→ **Task directions**:
Write the material out again in full, word for word. Do not include the pictures.

====== Record extracts

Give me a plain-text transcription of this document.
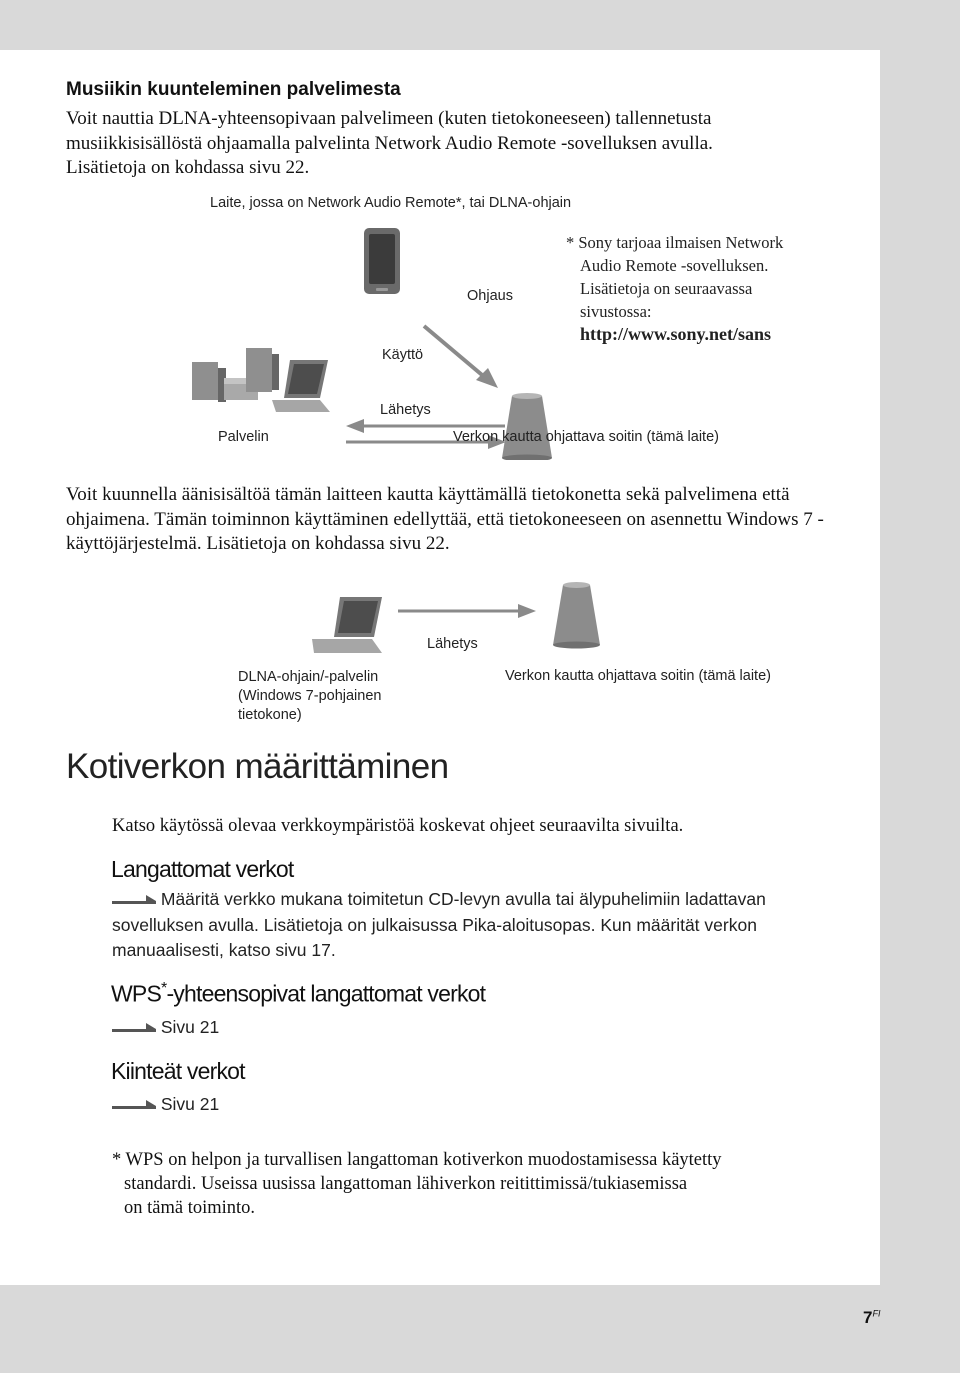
Musiikin kuunteleminen palvelimesta
Voit nauttia DLNA-yhteensopivaan palvelimeen (kuten tietokoneeseen) tallennetusta musiikkisisällöstä ohjaamalla palvelinta Network Audio Remote -sovelluksen avulla. Lisätietoja on kohdassa sivu 22.
Laite, jossa on Network Audio Remote*, tai DLNA-ohjain
Ohjaus
Käyttö
Lähetys
Palvelin	Verkon kautta ohjattava soitin (tämä laite)
* Sony tarjoaa ilmaisen Network
Audio Remote -sovelluksen.
Lisätietoja on seuraavassa
sivustossa:
http://www.sony.net/sans
Voit kuunnella äänisisältöä tämän laitteen kautta käyttämällä tietokonetta sekä palvelimena että ohjaimena. Tämän toiminnon käyttäminen edellyttää, että tietokoneeseen on asennettu Windows 7 -käyttöjärjestelmä. Lisätietoja on kohdassa sivu 22.
Lähetys
DLNA-ohjain/-palvelin
(Windows 7-pohjainen
tietokone)
Verkon kautta ohjattava soitin (tämä laite)
Kotiverkon määrittäminen
Katso käytössä olevaa verkkoympäristöä koskevat ohjeet seuraavilta sivuilta.
Langattomat verkot
Määritä verkko mukana toimitetun CD-levyn avulla tai älypuhelimiin ladattavan
sovelluksen avulla. Lisätietoja on julkaisussa Pika-aloitusopas. Kun määrität verkon
manuaalisesti, katso sivu 17.
WPS*-yhteensopivat langattomat verkot
Sivu 21
Kiinteät verkot
Sivu 21
* WPS on helpon ja turvallisen langattoman kotiverkon muodostamisessa käytetty
standardi. Useissa uusissa langattoman lähiverkon reitittimissä/tukiasemissa
on tämä toiminto.
$7^{FI}$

============

→ **Full response**:
Give me a plain-text transcription of this document.
Musiikin kuunteleminen palvelimesta
Voit nauttia DLNA-yhteensopivaan palvelimeen (kuten tietokoneeseen) tallennetusta musiikkisisällöstä ohjaamalla palvelinta Network Audio Remote -sovelluksen avulla. Lisätietoja on kohdassa sivu 22.
Laite, jossa on Network Audio Remote*, tai DLNA-ohjain
Ohjaus
Käyttö
Lähetys
Palvelin	Verkon kautta ohjattava soitin (tämä laite)
* Sony tarjoaa ilmaisen Network
Audio Remote -sovelluksen.
Lisätietoja on seuraavassa
sivustossa:
http://www.sony.net/sans
Voit kuunnella äänisisältöä tämän laitteen kautta käyttämällä tietokonetta sekä palvelimena että ohjaimena. Tämän toiminnon käyttäminen edellyttää, että tietokoneeseen on asennettu Windows 7 -käyttöjärjestelmä. Lisätietoja on kohdassa sivu 22.
Lähetys
DLNA-ohjain/-palvelin
(Windows 7-pohjainen
tietokone)
Verkon kautta ohjattava soitin (tämä laite)
Kotiverkon määrittäminen
Katso käytössä olevaa verkkoympäristöä koskevat ohjeet seuraavilta sivuilta.
Langattomat verkot
Määritä verkko mukana toimitetun CD-levyn avulla tai älypuhelimiin ladattavan
sovelluksen avulla. Lisätietoja on julkaisussa Pika-aloitusopas. Kun määrität verkon
manuaalisesti, katso sivu 17.
WPS*-yhteensopivat langattomat verkot
Sivu 21
Kiinteät verkot
Sivu 21
* WPS on helpon ja turvallisen langattoman kotiverkon muodostamisessa käytetty
standardi. Useissa uusissa langattoman lähiverkon reitittimissä/tukiasemissa
on tämä toiminto.
$7^{FI}$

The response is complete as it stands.